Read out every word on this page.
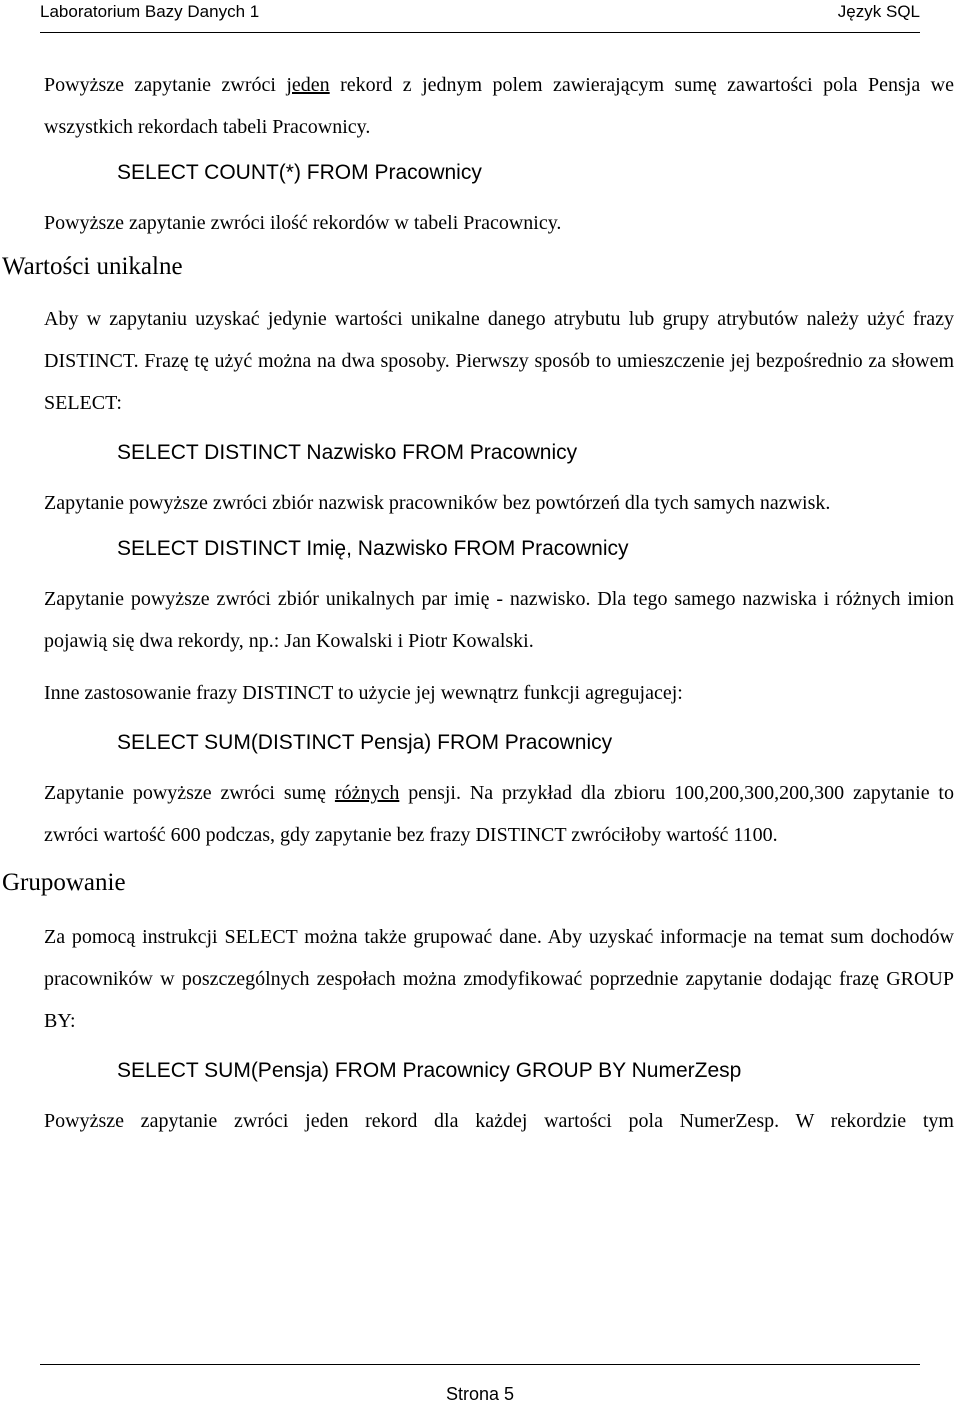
Laboratorium Bazy Danych 1	Język SQL
Powyższe zapytanie zwróci jeden rekord z jednym polem zawierającym sumę zawartości pola Pensja we wszystkich rekordach tabeli Pracownicy.
SELECT COUNT(*) FROM Pracownicy
Powyższe zapytanie zwróci ilość rekordów w tabeli Pracownicy.
Wartości unikalne
Aby w zapytaniu uzyskać jedynie wartości unikalne danego atrybutu lub grupy atrybutów należy użyć frazy DISTINCT. Frazę tę użyć można na dwa sposoby. Pierwszy sposób to umieszczenie jej bezpośrednio za słowem SELECT:
SELECT DISTINCT Nazwisko FROM Pracownicy
Zapytanie powyższe zwróci zbiór nazwisk pracowników bez powtórzeń dla tych samych nazwisk.
SELECT DISTINCT Imię, Nazwisko FROM Pracownicy
Zapytanie powyższe zwróci zbiór unikalnych par imię - nazwisko. Dla tego samego nazwiska i różnych imion pojawią się dwa rekordy, np.: Jan Kowalski i Piotr Kowalski.
Inne zastosowanie frazy DISTINCT to użycie jej wewnątrz funkcji agregujacej:
SELECT SUM(DISTINCT Pensja) FROM Pracownicy
Zapytanie powyższe zwróci sumę różnych pensji. Na przykład dla zbioru 100,200,300,200,300 zapytanie to zwróci wartość 600 podczas, gdy zapytanie bez frazy DISTINCT zwróciłoby wartość 1100.
Grupowanie
Za pomocą instrukcji SELECT można także grupować dane. Aby uzyskać informacje na temat sum dochodów pracowników w poszczególnych zespołach można zmodyfikować poprzednie zapytanie dodając frazę GROUP BY:
SELECT SUM(Pensja) FROM Pracownicy GROUP BY NumerZesp
Powyższe zapytanie zwróci jeden rekord dla każdej wartości pola NumerZesp. W rekordzie tym
Strona 5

---+---

Exercise
Exclude the pictures and transcribe all of the entries exactly.

Final result
Read out every word on this page.
Laboratorium Bazy Danych 1	Język SQL
Powyższe zapytanie zwróci jeden rekord z jednym polem zawierającym sumę zawartości pola Pensja we wszystkich rekordach tabeli Pracownicy.
SELECT COUNT(*) FROM Pracownicy
Powyższe zapytanie zwróci ilość rekordów w tabeli Pracownicy.
Wartości unikalne
Aby w zapytaniu uzyskać jedynie wartości unikalne danego atrybutu lub grupy atrybutów należy użyć frazy DISTINCT. Frazę tę użyć można na dwa sposoby. Pierwszy sposób to umieszczenie jej bezpośrednio za słowem SELECT:
SELECT DISTINCT Nazwisko FROM Pracownicy
Zapytanie powyższe zwróci zbiór nazwisk pracowników bez powtórzeń dla tych samych nazwisk.
SELECT DISTINCT Imię, Nazwisko FROM Pracownicy
Zapytanie powyższe zwróci zbiór unikalnych par imię - nazwisko. Dla tego samego nazwiska i różnych imion pojawią się dwa rekordy, np.: Jan Kowalski i Piotr Kowalski.
Inne zastosowanie frazy DISTINCT to użycie jej wewnątrz funkcji agregujacej:
SELECT SUM(DISTINCT Pensja) FROM Pracownicy
Zapytanie powyższe zwróci sumę różnych pensji. Na przykład dla zbioru 100,200,300,200,300 zapytanie to zwróci wartość 600 podczas, gdy zapytanie bez frazy DISTINCT zwróciłoby wartość 1100.
Grupowanie
Za pomocą instrukcji SELECT można także grupować dane. Aby uzyskać informacje na temat sum dochodów pracowników w poszczególnych zespołach można zmodyfikować poprzednie zapytanie dodając frazę GROUP BY:
SELECT SUM(Pensja) FROM Pracownicy GROUP BY NumerZesp
Powyższe zapytanie zwróci jeden rekord dla każdej wartości pola NumerZesp. W rekordzie tym
Strona 5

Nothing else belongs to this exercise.